The task – Can you retype every record below exactly as written?

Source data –
---

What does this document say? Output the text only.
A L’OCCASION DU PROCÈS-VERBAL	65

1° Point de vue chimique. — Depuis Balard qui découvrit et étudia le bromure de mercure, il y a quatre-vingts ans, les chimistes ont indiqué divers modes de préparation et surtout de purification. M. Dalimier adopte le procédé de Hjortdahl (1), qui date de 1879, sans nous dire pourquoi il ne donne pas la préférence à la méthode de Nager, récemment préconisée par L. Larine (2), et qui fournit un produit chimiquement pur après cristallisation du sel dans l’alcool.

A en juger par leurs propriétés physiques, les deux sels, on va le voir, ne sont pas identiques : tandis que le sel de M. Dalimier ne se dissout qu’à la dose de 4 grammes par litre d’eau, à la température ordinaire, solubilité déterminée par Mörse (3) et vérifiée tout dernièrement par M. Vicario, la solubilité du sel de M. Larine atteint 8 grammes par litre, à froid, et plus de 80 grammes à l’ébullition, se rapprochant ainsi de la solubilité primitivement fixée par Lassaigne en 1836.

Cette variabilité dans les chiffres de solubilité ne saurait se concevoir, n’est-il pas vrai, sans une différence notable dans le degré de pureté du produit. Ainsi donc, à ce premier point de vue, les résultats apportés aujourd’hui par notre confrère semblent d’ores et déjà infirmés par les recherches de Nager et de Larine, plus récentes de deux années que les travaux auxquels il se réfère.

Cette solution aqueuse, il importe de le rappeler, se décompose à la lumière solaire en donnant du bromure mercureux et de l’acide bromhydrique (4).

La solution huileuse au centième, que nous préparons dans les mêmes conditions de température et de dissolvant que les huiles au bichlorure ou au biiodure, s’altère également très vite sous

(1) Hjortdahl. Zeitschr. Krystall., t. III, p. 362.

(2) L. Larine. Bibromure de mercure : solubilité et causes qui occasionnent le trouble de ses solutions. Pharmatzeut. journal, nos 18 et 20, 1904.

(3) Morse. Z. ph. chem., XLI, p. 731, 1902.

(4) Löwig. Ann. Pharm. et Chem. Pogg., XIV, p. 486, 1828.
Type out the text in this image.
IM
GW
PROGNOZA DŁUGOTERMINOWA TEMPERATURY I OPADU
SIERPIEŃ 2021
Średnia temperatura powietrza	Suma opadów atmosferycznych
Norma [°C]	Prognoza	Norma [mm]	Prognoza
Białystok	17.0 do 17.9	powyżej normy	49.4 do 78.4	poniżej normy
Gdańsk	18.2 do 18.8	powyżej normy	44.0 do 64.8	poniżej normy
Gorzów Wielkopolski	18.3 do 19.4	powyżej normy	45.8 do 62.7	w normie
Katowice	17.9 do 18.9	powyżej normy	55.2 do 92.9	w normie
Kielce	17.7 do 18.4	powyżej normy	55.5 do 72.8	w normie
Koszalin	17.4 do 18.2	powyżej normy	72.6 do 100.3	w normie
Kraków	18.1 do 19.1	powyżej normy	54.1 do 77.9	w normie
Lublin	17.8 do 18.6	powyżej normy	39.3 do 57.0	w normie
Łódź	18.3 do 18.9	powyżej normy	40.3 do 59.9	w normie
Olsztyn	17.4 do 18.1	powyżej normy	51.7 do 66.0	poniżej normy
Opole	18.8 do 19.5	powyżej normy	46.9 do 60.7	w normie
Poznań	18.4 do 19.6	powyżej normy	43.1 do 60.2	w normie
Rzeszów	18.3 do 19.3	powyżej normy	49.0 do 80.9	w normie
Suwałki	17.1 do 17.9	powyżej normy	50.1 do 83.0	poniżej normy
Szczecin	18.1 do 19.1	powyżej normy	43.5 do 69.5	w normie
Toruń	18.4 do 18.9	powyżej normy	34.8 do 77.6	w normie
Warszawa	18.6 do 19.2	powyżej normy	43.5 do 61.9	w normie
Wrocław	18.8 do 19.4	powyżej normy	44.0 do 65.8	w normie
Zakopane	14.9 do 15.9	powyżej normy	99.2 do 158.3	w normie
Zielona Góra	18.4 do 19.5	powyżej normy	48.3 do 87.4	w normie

---

The solution –
What does this document say? Output the text only.
A L’OCCASION DU PROCÈS-VERBAL	65

1° Point de vue chimique. — Depuis Balard qui découvrit et étudia le bromure de mercure, il y a quatre-vingts ans, les chimistes ont indiqué divers modes de préparation et surtout de purification. M. Dalimier adopte le procédé de Hjortdahl (1), qui date de 1879, sans nous dire pourquoi il ne donne pas la préférence à la méthode de Nager, récemment préconisée par L. Larine (2), et qui fournit un produit chimiquement pur après cristallisation du sel dans l’alcool.

A en juger par leurs propriétés physiques, les deux sels, on va le voir, ne sont pas identiques : tandis que le sel de M. Dalimier ne se dissout qu’à la dose de 4 grammes par litre d’eau, à la température ordinaire, solubilité déterminée par Mörse (3) et vérifiée tout dernièrement par M. Vicario, la solubilité du sel de M. Larine atteint 8 grammes par litre, à froid, et plus de 80 grammes à l’ébullition, se rapprochant ainsi de la solubilité primitivement fixée par Lassaigne en 1836.

Cette variabilité dans les chiffres de solubilité ne saurait se concevoir, n’est-il pas vrai, sans une différence notable dans le degré de pureté du produit. Ainsi donc, à ce premier point de vue, les résultats apportés aujourd’hui par notre confrère semblent d’ores et déjà infirmés par les recherches de Nager et de Larine, plus récentes de deux années que les travaux auxquels il se réfère.

Cette solution aqueuse, il importe de le rappeler, se décompose à la lumière solaire en donnant du bromure mercureux et de l’acide bromhydrique (4).

La solution huileuse au centième, que nous préparons dans les mêmes conditions de température et de dissolvant que les huiles au bichlorure ou au biiodure, s’altère également très vite sous

(1) Hjortdahl. Zeitschr. Krystall., t. III, p. 362.

(2) L. Larine. Bibromure de mercure : solubilité et causes qui occasionnent le trouble de ses solutions. Pharmatzeut. journal, nos 18 et 20, 1904.

(3) Morse. Z. ph. chem., XLI, p. 731, 1902.

(4) Löwig. Ann. Pharm. et Chem. Pogg., XIV, p. 486, 1828.
Type out the text in this image.
IM
GW
PROGNOZA DŁUGOTERMINOWA TEMPERATURY I OPADU
SIERPIEŃ 2021
Średnia temperatura powietrza	Suma opadów atmosferycznych
Norma [°C]	Prognoza	Norma [mm]	Prognoza
Białystok	17.0 do 17.9	powyżej normy	49.4 do 78.4	poniżej normy
Gdańsk	18.2 do 18.8	powyżej normy	44.0 do 64.8	poniżej normy
Gorzów Wielkopolski	18.3 do 19.4	powyżej normy	45.8 do 62.7	w normie
Katowice	17.9 do 18.9	powyżej normy	55.2 do 92.9	w normie
Kielce	17.7 do 18.4	powyżej normy	55.5 do 72.8	w normie
Koszalin	17.4 do 18.2	powyżej normy	72.6 do 100.3	w normie
Kraków	18.1 do 19.1	powyżej normy	54.1 do 77.9	w normie
Lublin	17.8 do 18.6	powyżej normy	39.3 do 57.0	w normie
Łódź	18.3 do 18.9	powyżej normy	40.3 do 59.9	w normie
Olsztyn	17.4 do 18.1	powyżej normy	51.7 do 66.0	poniżej normy
Opole	18.8 do 19.5	powyżej normy	46.9 do 60.7	w normie
Poznań	18.4 do 19.6	powyżej normy	43.1 do 60.2	w normie
Rzeszów	18.3 do 19.3	powyżej normy	49.0 do 80.9	w normie
Suwałki	17.1 do 17.9	powyżej normy	50.1 do 83.0	poniżej normy
Szczecin	18.1 do 19.1	powyżej normy	43.5 do 69.5	w normie
Toruń	18.4 do 18.9	powyżej normy	34.8 do 77.6	w normie
Warszawa	18.6 do 19.2	powyżej normy	43.5 do 61.9	w normie
Wrocław	18.8 do 19.4	powyżej normy	44.0 do 65.8	w normie
Zakopane	14.9 do 15.9	powyżej normy	99.2 do 158.3	w normie
Zielona Góra	18.4 do 19.5	powyżej normy	48.3 do 87.4	w normie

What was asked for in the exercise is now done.